Copy each line that contains the word "this".

(A run of records)
_ _ _ _ _
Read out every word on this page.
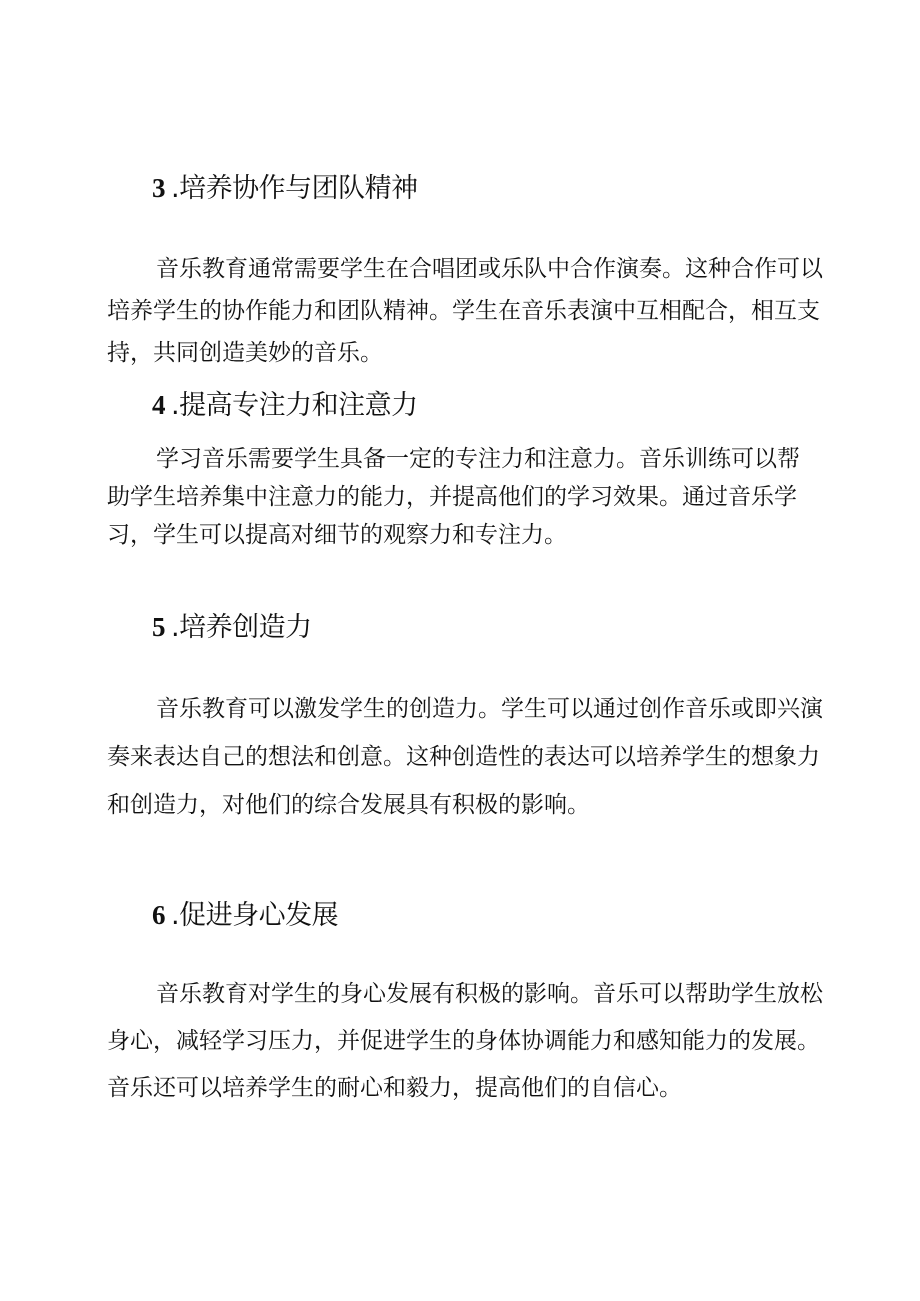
3 .培养协作与团队精神
音乐教育通常需要学生在合唱团或乐队中合作演奏。这种合作可以
培养学生的协作能力和团队精神。学生在音乐表演中互相配合，相互支
持，共同创造美妙的音乐。
4 .提高专注力和注意力
学习音乐需要学生具备一定的专注力和注意力。音乐训练可以帮
助学生培养集中注意力的能力，并提高他们的学习效果。通过音乐学
习，学生可以提高对细节的观察力和专注力。
5 .培养创造力
音乐教育可以激发学生的创造力。学生可以通过创作音乐或即兴演
奏来表达自己的想法和创意。这种创造性的表达可以培养学生的想象力
和创造力，对他们的综合发展具有积极的影响。
6 .促进身心发展
音乐教育对学生的身心发展有积极的影响。音乐可以帮助学生放松
身心，减轻学习压力，并促进学生的身体协调能力和感知能力的发展。
音乐还可以培养学生的耐心和毅力，提高他们的自信心。
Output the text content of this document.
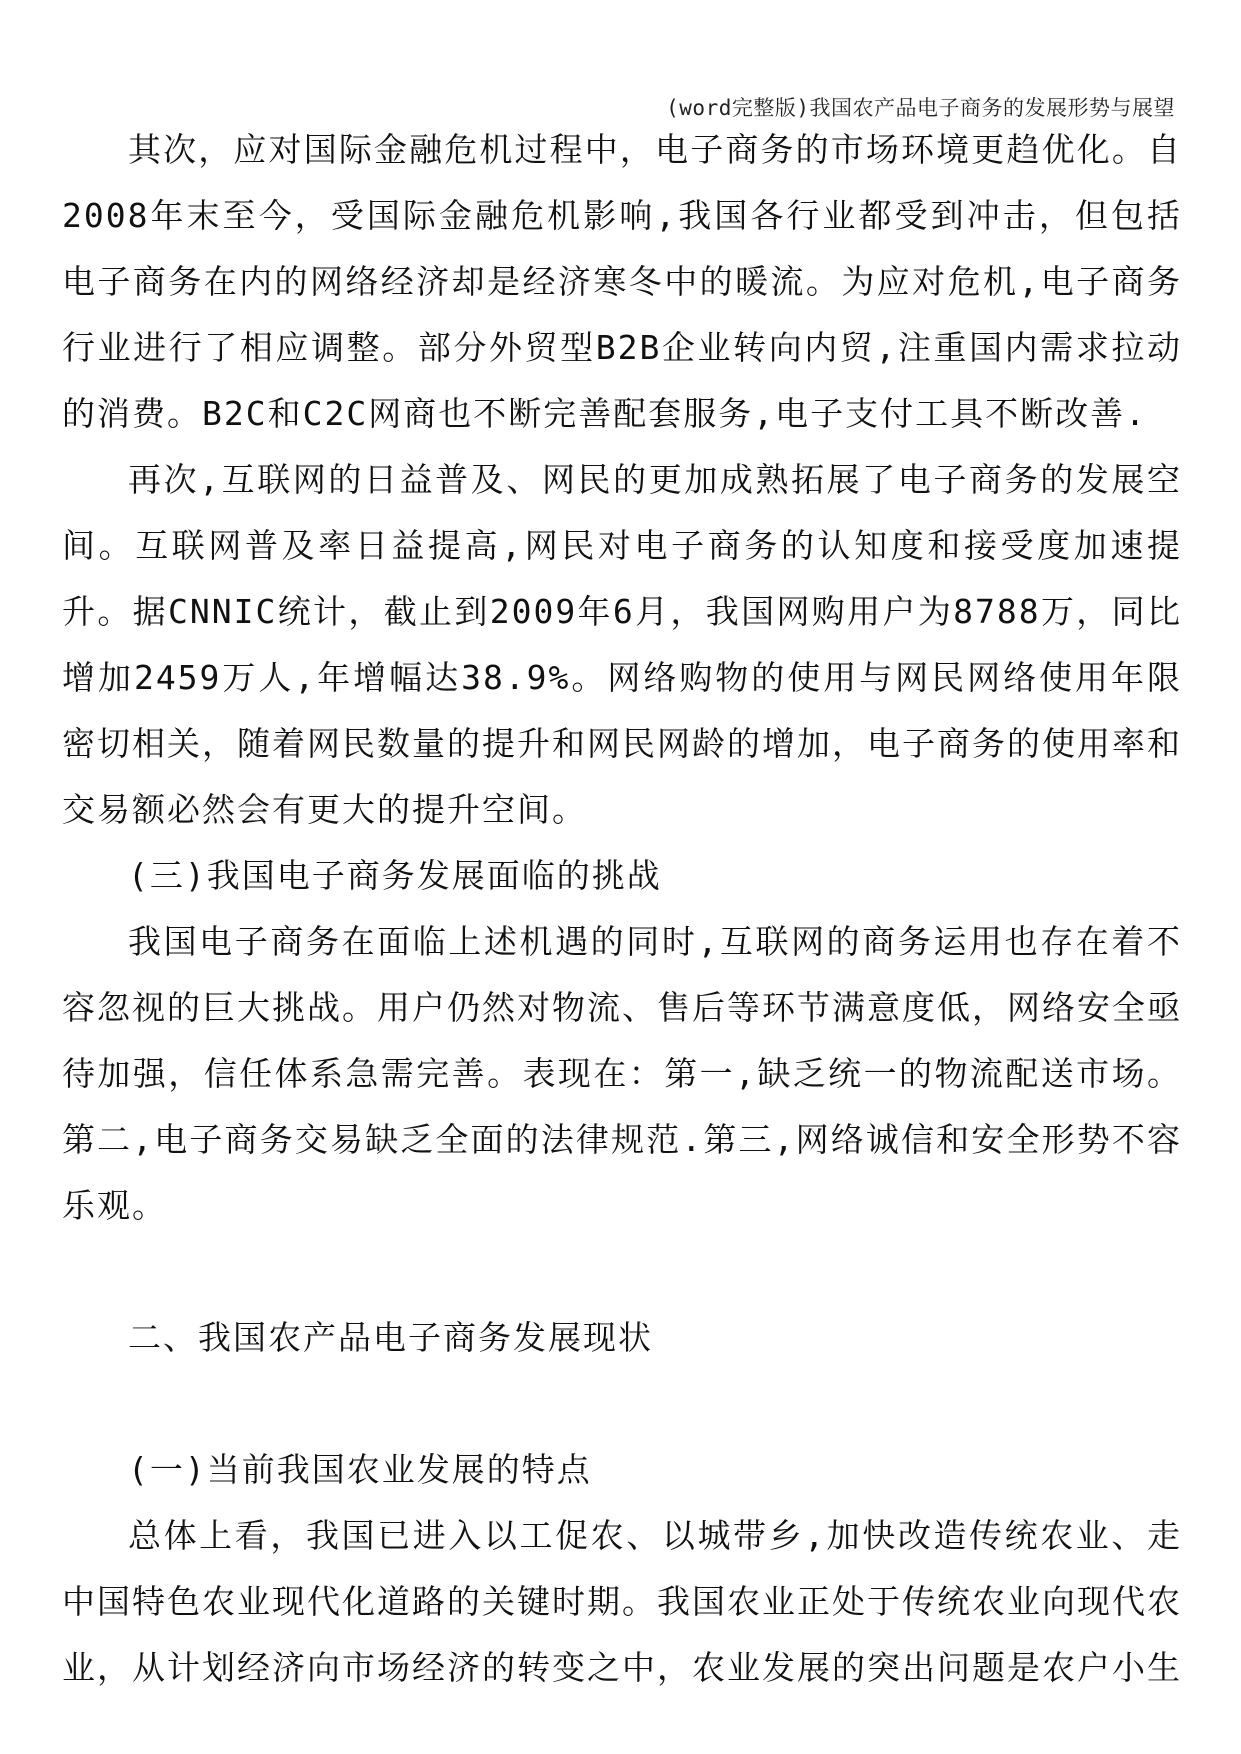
(word完整版)我国农产品电子商务的发展形势与展望

其次，应对国际金融危机过程中，电子商务的市场环境更趋优化。自2008年末至今，受国际金融危机影响,我国各行业都受到冲击，但包括电子商务在内的网络经济却是经济寒冬中的暖流。为应对危机,电子商务行业进行了相应调整。部分外贸型B2B企业转向内贸,注重国内需求拉动的消费。B2C和C2C网商也不断完善配套服务,电子支付工具不断改善.

再次,互联网的日益普及、网民的更加成熟拓展了电子商务的发展空间。互联网普及率日益提高,网民对电子商务的认知度和接受度加速提升。据CNNIC统计，截止到2009年6月，我国网购用户为8788万，同比增加2459万人,年增幅达38.9%。网络购物的使用与网民网络使用年限密切相关，随着网民数量的提升和网民网龄的增加，电子商务的使用率和交易额必然会有更大的提升空间。

(三)我国电子商务发展面临的挑战

我国电子商务在面临上述机遇的同时,互联网的商务运用也存在着不容忽视的巨大挑战。用户仍然对物流、售后等环节满意度低，网络安全亟待加强，信任体系急需完善。表现在：第一,缺乏统一的物流配送市场。第二,电子商务交易缺乏全面的法律规范.第三,网络诚信和安全形势不容乐观。

二、我国农产品电子商务发展现状

(一)当前我国农业发展的特点

总体上看，我国已进入以工促农、以城带乡,加快改造传统农业、走中国特色农业现代化道路的关键时期。我国农业正处于传统农业向现代农业，从计划经济向市场经济的转变之中，农业发展的突出问题是农户小生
_ _ _ _ _
Written answer =
Read out every word on this page.
Output the text content of this document.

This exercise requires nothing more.